(REQUIREMENTS)
Locate every line in the records below that holds the word "JSON" and return each one.
----- ENTRIES SHOWN -----
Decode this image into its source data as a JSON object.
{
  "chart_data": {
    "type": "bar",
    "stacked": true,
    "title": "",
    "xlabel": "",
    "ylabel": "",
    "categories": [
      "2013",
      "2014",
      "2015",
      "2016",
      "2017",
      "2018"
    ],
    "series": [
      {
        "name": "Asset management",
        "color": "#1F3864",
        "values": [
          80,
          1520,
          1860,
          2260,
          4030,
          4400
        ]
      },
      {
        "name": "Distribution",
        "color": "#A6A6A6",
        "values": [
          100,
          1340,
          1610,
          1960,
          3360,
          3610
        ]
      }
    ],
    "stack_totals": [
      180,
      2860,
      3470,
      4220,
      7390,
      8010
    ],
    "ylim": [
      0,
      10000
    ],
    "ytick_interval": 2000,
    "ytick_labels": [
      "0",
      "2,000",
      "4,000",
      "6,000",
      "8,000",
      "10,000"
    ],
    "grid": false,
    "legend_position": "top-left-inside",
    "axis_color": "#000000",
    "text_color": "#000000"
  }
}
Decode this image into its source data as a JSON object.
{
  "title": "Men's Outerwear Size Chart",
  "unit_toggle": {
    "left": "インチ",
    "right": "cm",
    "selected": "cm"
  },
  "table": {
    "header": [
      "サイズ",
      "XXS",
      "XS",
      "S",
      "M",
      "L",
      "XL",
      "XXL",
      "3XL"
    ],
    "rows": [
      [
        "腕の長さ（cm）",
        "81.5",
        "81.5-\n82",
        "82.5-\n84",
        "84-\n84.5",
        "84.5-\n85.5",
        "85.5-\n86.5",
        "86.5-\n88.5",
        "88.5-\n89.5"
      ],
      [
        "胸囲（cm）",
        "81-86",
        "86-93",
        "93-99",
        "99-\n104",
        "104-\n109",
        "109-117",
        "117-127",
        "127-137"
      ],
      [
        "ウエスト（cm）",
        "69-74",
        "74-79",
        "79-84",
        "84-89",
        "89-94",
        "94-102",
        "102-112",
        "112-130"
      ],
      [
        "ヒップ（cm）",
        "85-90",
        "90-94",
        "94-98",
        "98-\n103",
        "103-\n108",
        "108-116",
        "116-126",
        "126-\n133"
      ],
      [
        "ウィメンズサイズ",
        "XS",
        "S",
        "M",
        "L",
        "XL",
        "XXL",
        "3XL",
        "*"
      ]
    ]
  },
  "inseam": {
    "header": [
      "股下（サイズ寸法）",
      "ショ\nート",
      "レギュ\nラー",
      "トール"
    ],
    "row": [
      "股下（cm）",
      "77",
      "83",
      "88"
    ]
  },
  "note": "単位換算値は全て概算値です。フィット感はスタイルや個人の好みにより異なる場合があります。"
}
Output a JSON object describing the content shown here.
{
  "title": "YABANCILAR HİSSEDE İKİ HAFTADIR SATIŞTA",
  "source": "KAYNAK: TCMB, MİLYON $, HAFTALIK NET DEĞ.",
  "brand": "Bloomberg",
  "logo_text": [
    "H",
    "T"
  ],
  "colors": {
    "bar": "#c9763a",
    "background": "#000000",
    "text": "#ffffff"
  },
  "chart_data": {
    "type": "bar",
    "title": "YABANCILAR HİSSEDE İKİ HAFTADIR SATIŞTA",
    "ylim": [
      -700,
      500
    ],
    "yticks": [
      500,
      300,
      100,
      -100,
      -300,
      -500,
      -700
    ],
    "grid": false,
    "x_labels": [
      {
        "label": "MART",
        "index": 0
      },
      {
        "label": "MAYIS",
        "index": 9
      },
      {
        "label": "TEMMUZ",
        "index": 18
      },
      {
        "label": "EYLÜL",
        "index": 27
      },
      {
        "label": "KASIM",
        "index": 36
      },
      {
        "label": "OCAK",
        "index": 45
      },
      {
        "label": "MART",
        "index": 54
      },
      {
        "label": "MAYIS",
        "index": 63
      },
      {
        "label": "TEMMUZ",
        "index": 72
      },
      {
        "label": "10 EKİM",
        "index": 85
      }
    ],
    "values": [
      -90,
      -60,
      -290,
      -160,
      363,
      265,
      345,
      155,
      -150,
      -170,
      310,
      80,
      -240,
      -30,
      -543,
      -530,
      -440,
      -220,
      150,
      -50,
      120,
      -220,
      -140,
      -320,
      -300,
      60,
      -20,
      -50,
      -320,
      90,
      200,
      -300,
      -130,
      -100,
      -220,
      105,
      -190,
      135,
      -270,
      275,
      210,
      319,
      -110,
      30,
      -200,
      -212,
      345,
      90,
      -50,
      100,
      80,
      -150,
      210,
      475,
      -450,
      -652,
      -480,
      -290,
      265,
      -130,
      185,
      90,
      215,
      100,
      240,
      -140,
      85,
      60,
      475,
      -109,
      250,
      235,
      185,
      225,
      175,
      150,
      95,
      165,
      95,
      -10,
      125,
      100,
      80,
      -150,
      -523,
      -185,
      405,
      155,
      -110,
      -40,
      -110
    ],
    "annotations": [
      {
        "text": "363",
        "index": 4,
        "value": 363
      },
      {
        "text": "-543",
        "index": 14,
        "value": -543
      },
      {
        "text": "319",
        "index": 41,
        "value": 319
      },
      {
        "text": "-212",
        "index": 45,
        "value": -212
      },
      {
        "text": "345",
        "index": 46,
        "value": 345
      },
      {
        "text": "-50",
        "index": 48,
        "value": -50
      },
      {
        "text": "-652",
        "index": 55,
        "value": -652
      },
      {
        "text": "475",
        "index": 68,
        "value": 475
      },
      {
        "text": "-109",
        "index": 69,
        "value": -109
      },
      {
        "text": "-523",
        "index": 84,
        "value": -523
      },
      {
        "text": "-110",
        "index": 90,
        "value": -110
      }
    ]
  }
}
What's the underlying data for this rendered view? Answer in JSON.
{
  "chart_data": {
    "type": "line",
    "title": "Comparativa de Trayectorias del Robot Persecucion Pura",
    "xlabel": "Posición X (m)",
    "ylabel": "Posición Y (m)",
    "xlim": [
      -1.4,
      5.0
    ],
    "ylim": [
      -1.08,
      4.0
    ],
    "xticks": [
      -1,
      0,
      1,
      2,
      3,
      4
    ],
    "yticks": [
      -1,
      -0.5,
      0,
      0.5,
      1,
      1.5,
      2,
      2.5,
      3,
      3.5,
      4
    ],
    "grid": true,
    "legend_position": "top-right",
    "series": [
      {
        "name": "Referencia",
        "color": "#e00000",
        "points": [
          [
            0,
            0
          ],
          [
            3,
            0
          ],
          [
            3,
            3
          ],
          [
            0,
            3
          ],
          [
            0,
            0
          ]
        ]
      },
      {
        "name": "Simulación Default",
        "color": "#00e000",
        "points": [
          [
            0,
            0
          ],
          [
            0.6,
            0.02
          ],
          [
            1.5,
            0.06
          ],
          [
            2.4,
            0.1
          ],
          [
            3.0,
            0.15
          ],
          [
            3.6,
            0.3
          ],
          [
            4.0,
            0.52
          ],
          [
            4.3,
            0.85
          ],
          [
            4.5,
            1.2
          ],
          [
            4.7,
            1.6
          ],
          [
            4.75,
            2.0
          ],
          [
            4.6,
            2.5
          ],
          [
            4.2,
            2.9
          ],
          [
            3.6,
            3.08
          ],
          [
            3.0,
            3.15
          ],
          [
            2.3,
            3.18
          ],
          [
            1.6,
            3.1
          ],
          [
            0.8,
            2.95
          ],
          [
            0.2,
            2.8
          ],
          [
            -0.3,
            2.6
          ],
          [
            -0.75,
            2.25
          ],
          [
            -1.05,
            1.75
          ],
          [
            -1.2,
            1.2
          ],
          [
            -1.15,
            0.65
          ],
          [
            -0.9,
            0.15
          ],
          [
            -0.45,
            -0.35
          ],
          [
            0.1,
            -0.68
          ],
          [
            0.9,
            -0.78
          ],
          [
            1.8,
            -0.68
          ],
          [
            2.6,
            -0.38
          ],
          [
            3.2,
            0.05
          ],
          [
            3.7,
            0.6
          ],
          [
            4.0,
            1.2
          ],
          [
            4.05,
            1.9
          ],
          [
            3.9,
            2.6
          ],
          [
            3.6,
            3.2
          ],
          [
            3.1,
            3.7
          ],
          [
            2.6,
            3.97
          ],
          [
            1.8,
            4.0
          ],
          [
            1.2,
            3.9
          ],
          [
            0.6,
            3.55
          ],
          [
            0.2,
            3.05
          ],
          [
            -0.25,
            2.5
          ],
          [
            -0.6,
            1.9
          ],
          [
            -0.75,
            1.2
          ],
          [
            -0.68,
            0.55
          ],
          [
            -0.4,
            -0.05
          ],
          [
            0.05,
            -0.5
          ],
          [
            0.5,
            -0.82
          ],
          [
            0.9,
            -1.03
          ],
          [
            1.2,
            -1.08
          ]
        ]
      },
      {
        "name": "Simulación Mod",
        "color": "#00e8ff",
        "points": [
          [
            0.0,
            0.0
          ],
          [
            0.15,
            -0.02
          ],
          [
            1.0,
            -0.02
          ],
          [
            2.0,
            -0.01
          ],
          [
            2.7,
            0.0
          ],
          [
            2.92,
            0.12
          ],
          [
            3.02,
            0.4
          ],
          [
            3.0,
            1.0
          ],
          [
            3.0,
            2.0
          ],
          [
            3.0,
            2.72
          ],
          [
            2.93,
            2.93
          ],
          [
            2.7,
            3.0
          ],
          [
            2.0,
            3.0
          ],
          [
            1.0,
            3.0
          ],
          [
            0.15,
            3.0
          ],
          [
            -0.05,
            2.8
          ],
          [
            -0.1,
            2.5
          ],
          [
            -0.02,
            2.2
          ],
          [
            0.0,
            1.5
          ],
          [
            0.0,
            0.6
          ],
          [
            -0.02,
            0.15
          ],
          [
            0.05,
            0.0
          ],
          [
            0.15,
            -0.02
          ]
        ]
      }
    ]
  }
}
-----
(TASK SOLUTION)
Decode this image into its source data as a JSON object.
Decode this image into its source data as a JSON object.
Output a JSON object describing the content shown here.
What's the underlying data for this rendered view? Answer in JSON.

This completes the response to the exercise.